■ Task statement ■
Only lines with the string "more" matter here; gather them from the material below.

======== Data excerpts ========

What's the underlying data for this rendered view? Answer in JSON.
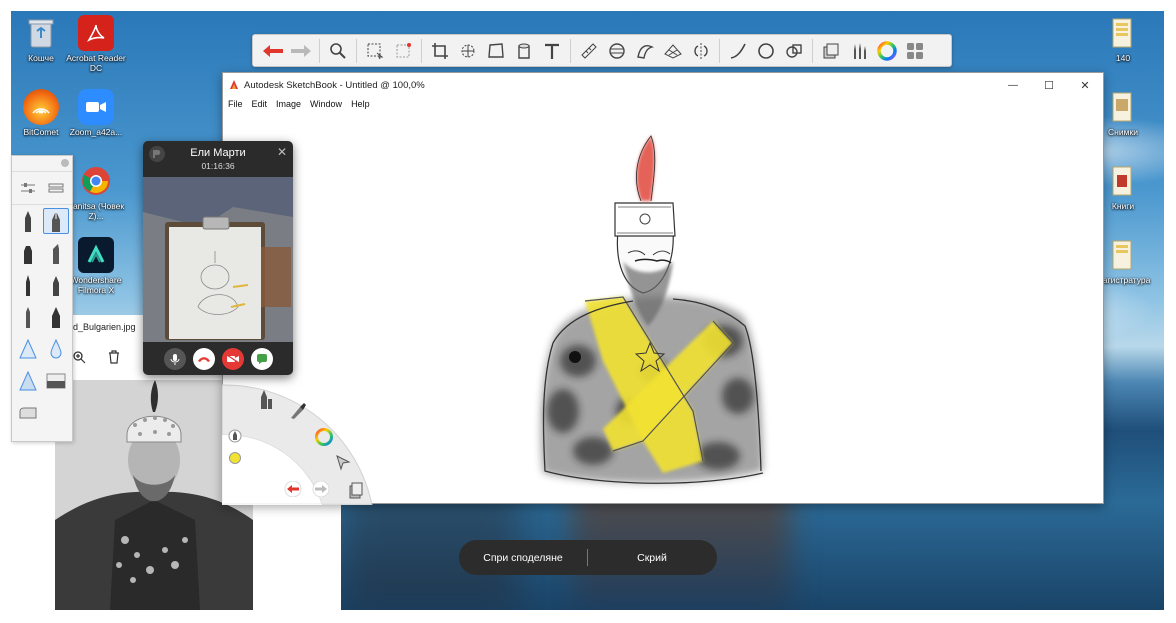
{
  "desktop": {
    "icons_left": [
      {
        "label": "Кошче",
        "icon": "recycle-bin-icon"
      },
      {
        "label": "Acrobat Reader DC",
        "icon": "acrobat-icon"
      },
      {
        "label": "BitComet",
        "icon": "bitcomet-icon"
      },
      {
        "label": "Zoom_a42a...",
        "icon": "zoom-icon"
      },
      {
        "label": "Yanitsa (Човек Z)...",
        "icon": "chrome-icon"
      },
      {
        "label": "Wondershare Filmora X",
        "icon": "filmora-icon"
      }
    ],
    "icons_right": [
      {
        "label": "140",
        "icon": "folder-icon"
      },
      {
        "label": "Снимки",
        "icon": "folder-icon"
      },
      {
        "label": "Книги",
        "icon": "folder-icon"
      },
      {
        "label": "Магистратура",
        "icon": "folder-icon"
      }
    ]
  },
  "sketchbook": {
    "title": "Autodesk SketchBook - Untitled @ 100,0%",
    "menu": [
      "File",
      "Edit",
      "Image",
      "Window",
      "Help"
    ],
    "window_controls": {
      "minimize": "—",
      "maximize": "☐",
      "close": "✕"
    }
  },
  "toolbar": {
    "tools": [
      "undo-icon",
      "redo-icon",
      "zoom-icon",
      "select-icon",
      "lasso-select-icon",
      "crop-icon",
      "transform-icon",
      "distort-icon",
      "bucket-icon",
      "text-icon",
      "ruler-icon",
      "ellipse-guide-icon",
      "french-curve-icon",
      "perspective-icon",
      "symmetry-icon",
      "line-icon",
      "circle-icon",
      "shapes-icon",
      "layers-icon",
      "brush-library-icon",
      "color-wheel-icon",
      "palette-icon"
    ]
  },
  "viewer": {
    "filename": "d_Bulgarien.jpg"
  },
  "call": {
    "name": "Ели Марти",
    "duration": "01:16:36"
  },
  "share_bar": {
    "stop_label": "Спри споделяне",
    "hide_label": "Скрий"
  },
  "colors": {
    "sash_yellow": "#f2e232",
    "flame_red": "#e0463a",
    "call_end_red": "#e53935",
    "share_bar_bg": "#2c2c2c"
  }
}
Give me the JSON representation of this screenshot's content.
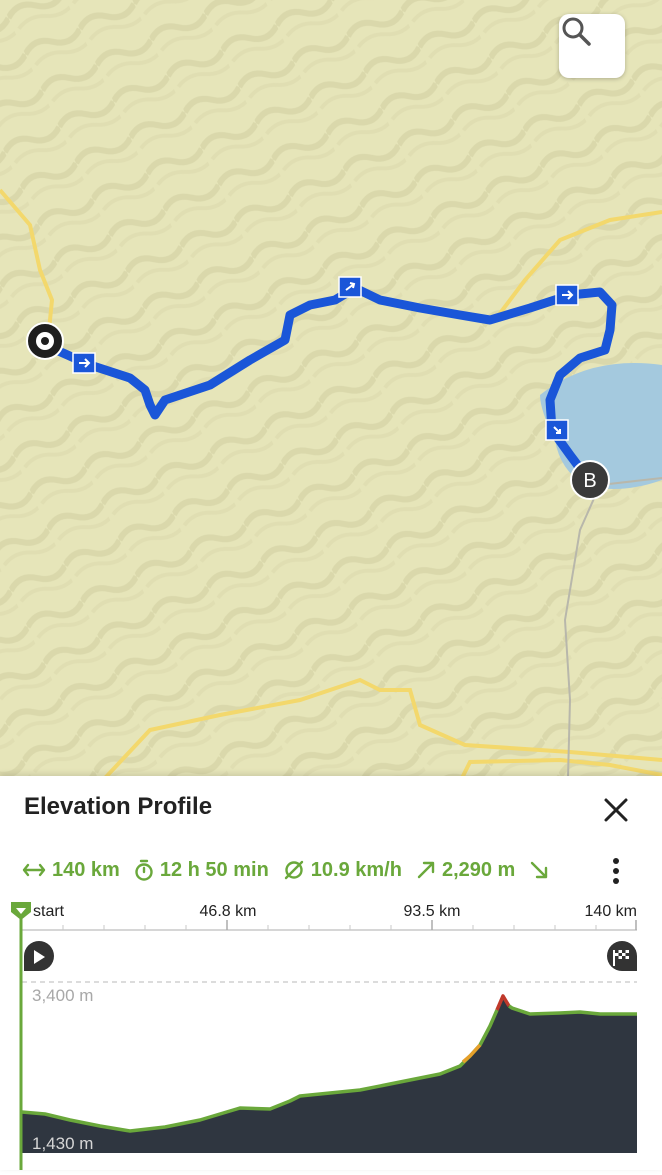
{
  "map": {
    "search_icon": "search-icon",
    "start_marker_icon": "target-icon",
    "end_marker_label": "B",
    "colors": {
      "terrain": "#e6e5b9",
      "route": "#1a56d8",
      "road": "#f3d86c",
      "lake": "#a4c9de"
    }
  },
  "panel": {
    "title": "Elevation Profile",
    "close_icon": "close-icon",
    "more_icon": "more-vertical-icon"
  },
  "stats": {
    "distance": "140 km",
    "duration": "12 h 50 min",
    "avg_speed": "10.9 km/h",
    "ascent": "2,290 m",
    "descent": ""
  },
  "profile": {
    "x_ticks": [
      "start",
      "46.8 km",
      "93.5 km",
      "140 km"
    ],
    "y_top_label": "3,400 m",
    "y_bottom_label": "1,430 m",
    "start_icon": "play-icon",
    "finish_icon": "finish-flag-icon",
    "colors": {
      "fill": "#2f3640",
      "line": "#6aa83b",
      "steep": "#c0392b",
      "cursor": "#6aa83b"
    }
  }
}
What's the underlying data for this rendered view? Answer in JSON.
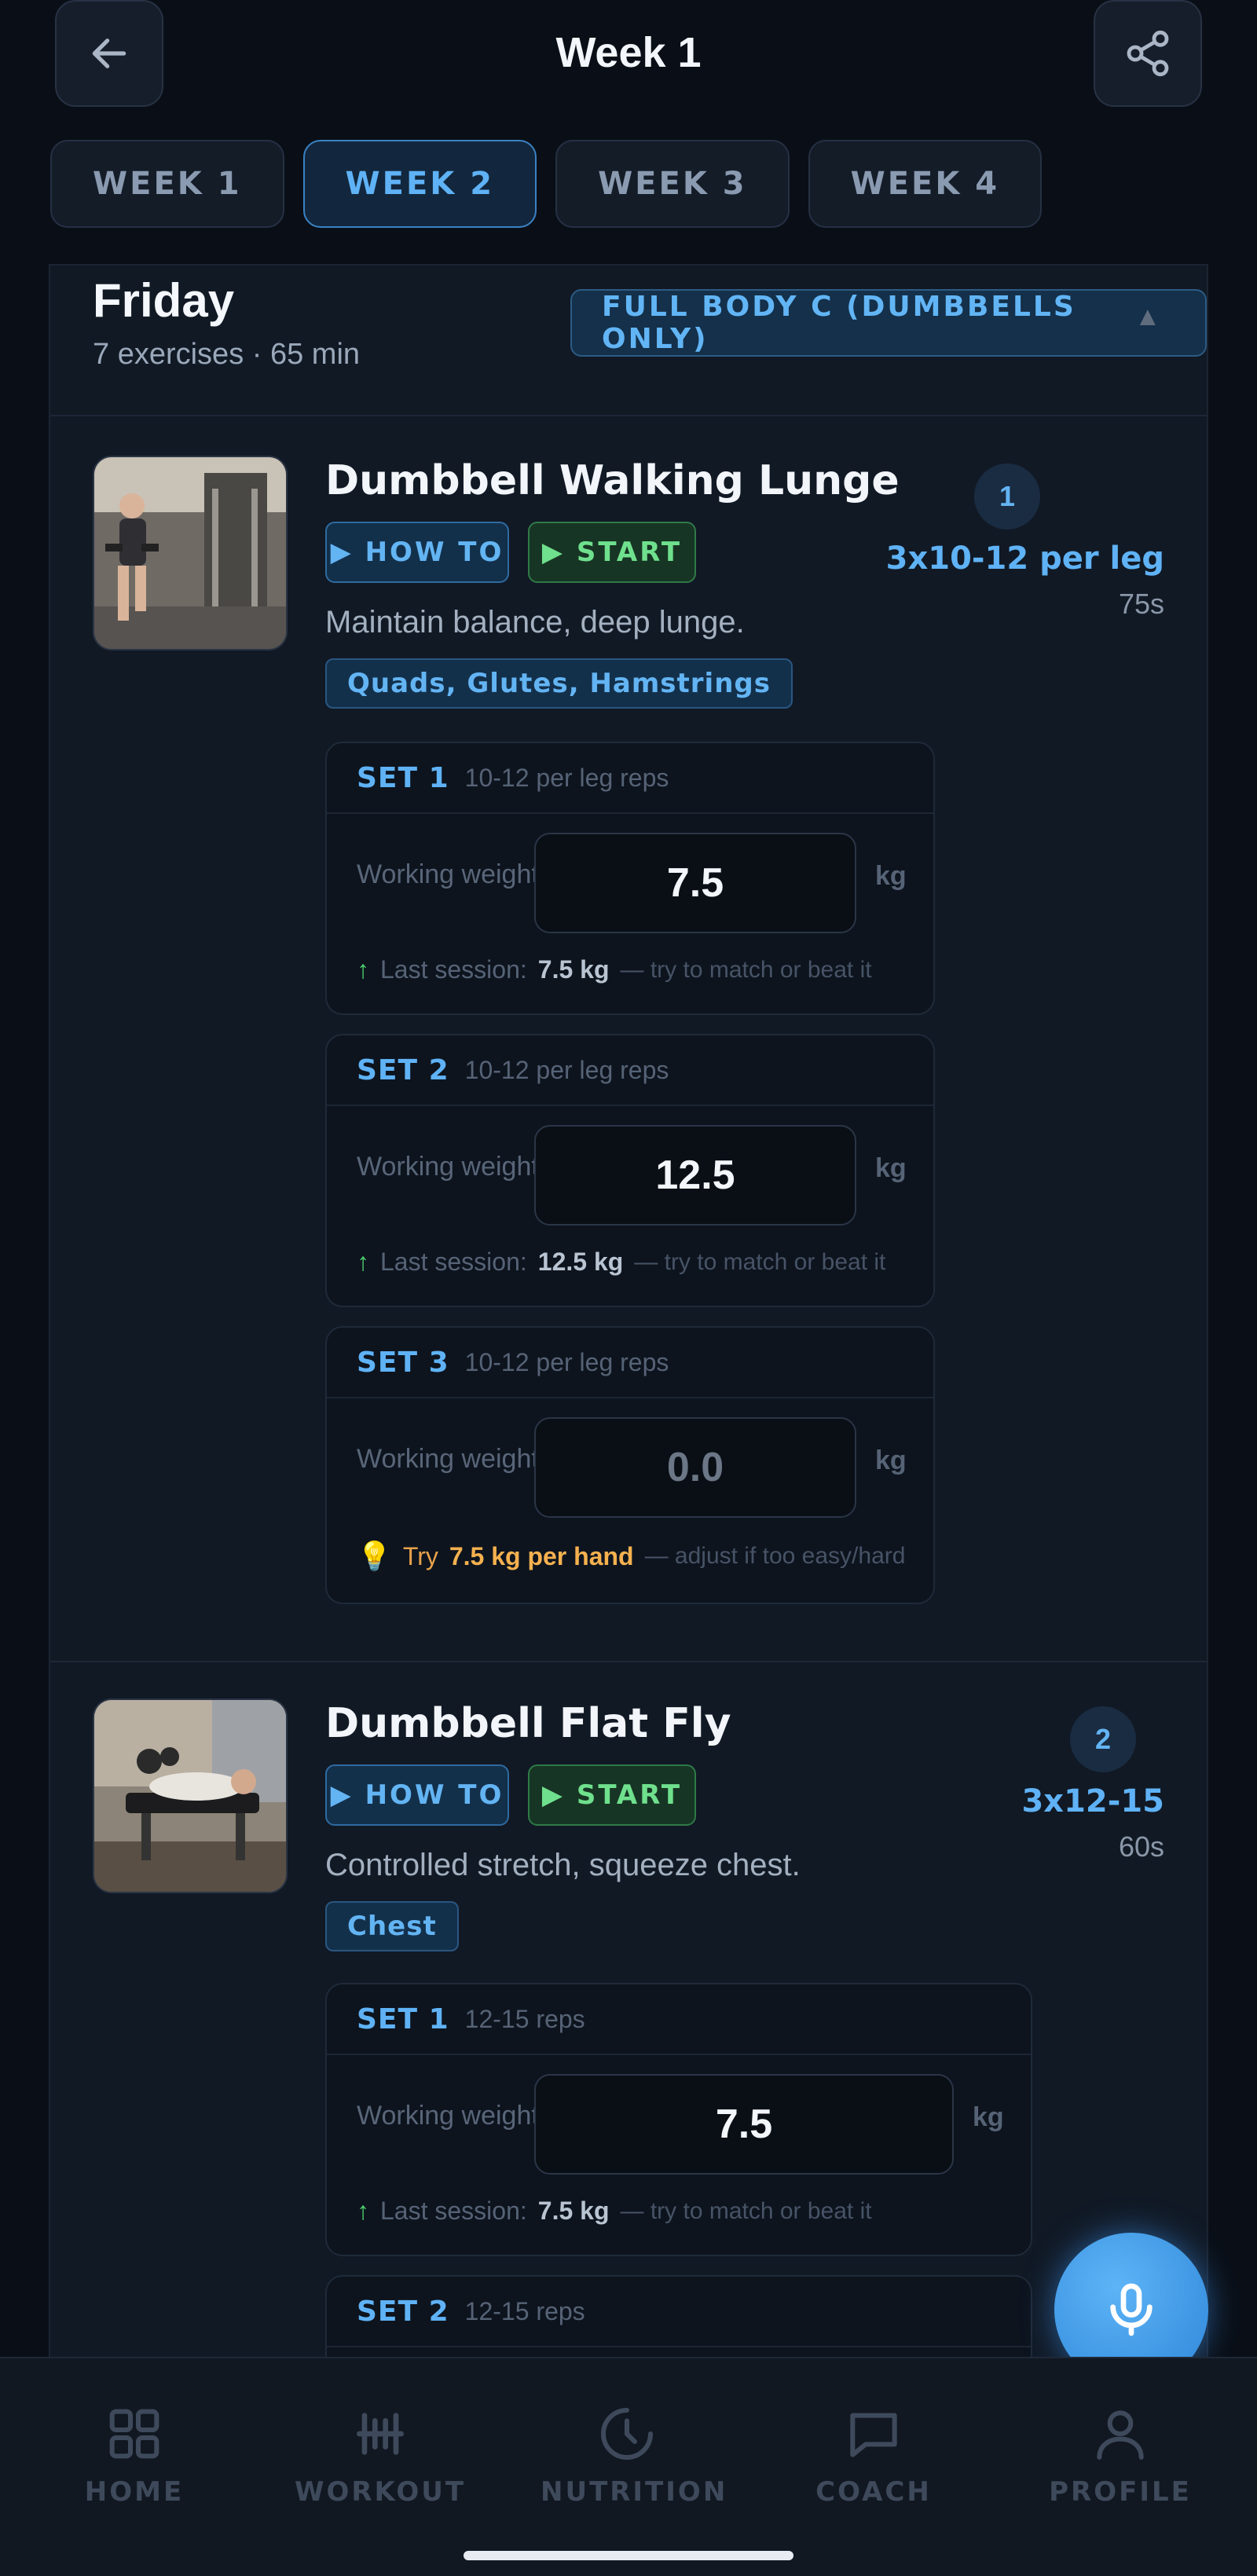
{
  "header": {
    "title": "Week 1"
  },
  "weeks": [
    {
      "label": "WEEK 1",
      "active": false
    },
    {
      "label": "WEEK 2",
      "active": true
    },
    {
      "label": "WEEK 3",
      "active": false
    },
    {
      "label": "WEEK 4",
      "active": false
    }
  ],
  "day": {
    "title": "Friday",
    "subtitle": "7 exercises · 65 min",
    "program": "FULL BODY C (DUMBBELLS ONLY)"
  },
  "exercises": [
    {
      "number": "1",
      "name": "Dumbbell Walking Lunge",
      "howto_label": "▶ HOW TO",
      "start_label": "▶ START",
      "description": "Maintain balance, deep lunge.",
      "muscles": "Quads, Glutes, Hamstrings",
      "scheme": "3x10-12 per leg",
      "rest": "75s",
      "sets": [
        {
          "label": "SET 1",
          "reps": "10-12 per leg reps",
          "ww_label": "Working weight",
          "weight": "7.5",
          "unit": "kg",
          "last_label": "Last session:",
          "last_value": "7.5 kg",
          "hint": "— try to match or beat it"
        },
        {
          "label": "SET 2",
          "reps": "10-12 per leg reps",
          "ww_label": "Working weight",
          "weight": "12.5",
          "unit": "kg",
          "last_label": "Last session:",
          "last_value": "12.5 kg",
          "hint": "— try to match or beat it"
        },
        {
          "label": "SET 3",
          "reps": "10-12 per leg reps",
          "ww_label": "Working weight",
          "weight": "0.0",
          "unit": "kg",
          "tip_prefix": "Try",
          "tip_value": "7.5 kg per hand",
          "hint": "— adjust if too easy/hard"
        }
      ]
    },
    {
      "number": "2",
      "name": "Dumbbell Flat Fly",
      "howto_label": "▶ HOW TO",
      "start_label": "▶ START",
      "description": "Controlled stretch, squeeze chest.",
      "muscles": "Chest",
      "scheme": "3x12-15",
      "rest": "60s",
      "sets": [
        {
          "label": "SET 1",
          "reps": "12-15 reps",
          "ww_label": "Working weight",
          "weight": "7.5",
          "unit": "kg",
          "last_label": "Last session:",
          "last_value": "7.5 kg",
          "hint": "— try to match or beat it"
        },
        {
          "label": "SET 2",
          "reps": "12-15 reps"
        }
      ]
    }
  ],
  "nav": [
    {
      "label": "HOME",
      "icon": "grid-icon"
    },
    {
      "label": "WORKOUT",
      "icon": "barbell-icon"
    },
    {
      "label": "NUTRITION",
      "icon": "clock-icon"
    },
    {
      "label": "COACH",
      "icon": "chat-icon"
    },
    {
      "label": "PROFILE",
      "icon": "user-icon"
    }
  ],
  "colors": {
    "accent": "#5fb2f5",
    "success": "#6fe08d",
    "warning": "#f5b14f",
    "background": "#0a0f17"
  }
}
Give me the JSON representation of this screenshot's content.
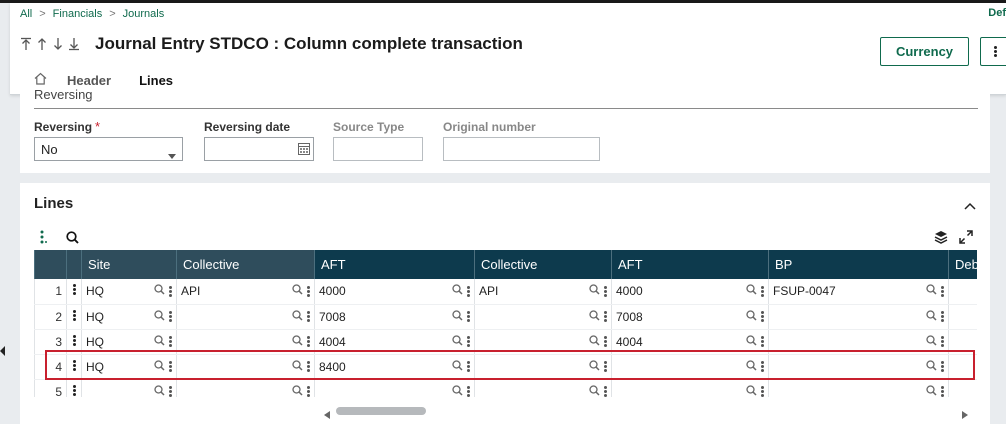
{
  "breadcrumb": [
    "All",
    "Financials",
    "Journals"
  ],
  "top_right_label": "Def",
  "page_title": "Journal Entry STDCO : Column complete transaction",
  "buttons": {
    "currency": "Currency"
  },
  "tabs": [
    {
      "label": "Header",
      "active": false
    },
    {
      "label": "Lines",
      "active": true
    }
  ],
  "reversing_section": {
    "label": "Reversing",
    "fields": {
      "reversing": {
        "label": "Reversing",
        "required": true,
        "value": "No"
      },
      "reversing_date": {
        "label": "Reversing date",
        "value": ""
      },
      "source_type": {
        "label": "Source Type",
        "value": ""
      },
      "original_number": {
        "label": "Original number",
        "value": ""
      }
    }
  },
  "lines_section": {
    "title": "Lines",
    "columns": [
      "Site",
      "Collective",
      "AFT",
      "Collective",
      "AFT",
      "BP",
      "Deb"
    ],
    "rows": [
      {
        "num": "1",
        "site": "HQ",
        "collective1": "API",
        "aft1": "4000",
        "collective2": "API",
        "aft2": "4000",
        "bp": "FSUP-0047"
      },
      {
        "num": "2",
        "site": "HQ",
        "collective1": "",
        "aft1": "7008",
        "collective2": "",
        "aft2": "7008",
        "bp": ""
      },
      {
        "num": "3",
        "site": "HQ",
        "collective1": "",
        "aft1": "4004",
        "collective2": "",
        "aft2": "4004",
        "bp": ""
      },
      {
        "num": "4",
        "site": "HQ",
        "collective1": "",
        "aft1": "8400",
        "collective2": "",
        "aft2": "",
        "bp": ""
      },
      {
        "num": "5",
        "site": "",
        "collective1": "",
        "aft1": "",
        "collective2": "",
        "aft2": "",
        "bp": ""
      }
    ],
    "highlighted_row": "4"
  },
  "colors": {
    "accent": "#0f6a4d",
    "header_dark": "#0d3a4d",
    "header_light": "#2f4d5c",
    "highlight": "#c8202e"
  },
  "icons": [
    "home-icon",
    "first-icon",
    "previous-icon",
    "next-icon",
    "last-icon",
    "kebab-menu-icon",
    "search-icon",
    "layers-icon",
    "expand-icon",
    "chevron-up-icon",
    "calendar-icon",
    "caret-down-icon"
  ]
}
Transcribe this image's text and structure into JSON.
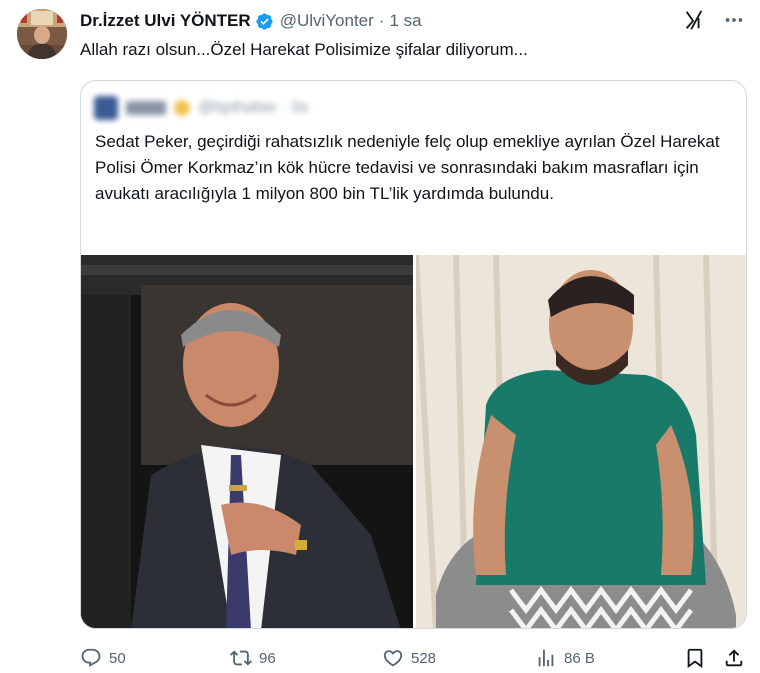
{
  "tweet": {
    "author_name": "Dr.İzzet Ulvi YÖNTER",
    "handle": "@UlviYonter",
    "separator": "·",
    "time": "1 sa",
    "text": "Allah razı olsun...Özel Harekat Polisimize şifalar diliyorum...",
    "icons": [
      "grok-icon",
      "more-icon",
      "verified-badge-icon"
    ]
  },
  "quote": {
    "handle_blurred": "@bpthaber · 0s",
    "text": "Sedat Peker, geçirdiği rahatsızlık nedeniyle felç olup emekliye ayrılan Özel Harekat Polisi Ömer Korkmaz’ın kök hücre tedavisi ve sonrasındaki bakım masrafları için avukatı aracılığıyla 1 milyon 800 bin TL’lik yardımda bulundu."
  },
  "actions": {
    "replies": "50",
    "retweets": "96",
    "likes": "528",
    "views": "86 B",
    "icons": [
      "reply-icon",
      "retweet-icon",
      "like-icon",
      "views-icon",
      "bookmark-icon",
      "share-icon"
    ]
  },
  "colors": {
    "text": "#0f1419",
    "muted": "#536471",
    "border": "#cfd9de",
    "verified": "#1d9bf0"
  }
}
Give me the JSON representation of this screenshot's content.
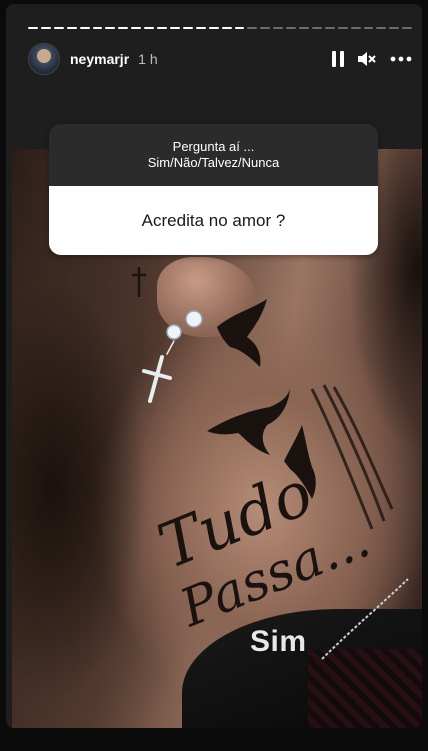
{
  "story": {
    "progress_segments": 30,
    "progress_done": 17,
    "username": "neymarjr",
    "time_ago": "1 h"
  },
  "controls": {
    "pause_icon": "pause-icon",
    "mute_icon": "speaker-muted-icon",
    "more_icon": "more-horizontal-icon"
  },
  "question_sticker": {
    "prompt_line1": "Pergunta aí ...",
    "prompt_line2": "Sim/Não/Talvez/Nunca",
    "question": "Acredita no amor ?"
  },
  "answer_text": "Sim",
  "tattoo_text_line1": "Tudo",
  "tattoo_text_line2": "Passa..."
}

========

■ Final result ■
    "more_icon": "more-vertical-icon"
      "more-icon",
    "more_icon": "more-horizontal-icon"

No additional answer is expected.